Problem to solve: In the listing below, locate the lines bearing the word "title". Copy every one of them.

Dataset excerpts:
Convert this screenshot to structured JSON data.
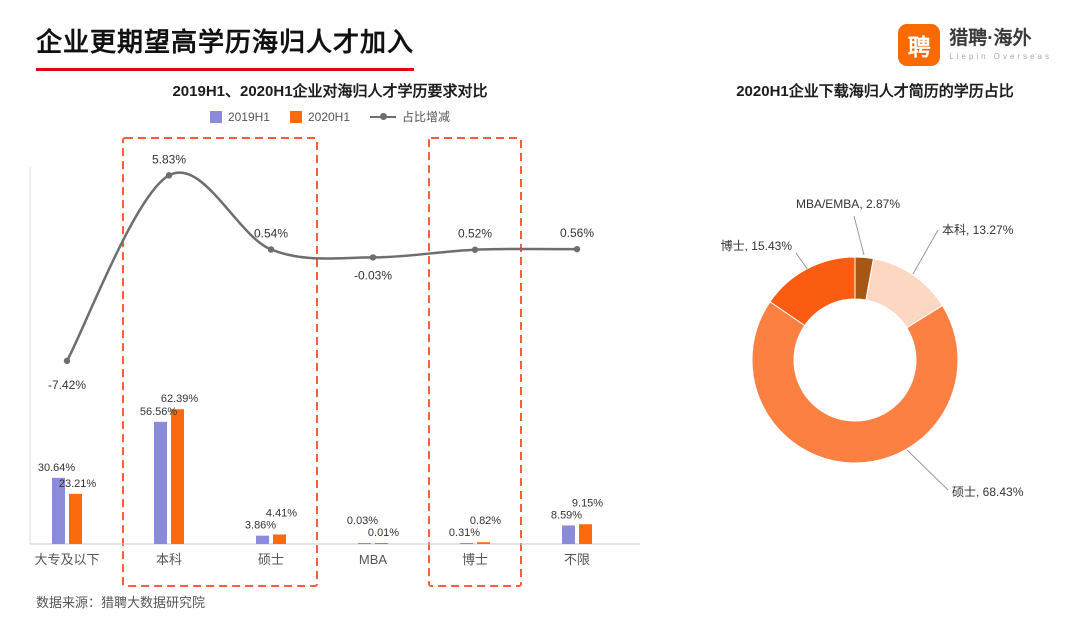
{
  "page": {
    "title": "企业更期望高学历海归人才加入",
    "source": "数据来源：猎聘大数据研究院"
  },
  "logo": {
    "glyph": "聘",
    "brand": "猎聘·海外",
    "tagline": "Liepin Overseas",
    "color": "#fb6a00"
  },
  "colors": {
    "accent_red": "#e60012",
    "axis_gray": "#c8c8c8",
    "label_dark": "#333333",
    "leader_gray": "#999999"
  },
  "chart_data": [
    {
      "type": "bar",
      "title": "2019H1、2020H1企业对海归人才学历要求对比",
      "categories": [
        "大专及以下",
        "本科",
        "硕士",
        "MBA",
        "博士",
        "不限"
      ],
      "series": [
        {
          "name": "2019H1",
          "kind": "bar",
          "color": "#8b8bd9",
          "values": [
            30.64,
            56.56,
            3.86,
            0.03,
            0.31,
            8.59
          ]
        },
        {
          "name": "2020H1",
          "kind": "bar",
          "color": "#fb6a0f",
          "values": [
            23.21,
            62.39,
            4.41,
            0.01,
            0.82,
            9.15
          ]
        },
        {
          "name": "占比增减",
          "kind": "line",
          "color": "#6e6e6e",
          "values": [
            -7.42,
            5.83,
            0.54,
            -0.03,
            0.52,
            0.56
          ]
        }
      ],
      "value_suffix": "%",
      "ylim_bars": [
        0,
        70
      ],
      "ylim_line": [
        -10,
        8
      ],
      "grid": false,
      "legend_position": "top",
      "highlight_groups": [
        [
          "本科",
          "硕士"
        ],
        [
          "博士"
        ]
      ],
      "highlight_color": "#ff5c38"
    },
    {
      "type": "pie",
      "title": "2020H1企业下载海归人才简历的学历占比",
      "donut": true,
      "value_suffix": "%",
      "slices": [
        {
          "label": "MBA/EMBA",
          "value": 2.87,
          "color": "#a85613"
        },
        {
          "label": "本科",
          "value": 13.27,
          "color": "#fcd7c2"
        },
        {
          "label": "硕士",
          "value": 68.43,
          "color": "#fd8043"
        },
        {
          "label": "博士",
          "value": 15.43,
          "color": "#fa5d11"
        }
      ]
    }
  ]
}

Result below:
    "title": "企业更期望高学历海归人才加入",
      "title": "2019H1、2020H1企业对海归人才学历要求对比",
      "title": "2020H1企业下载海归人才简历的学历占比",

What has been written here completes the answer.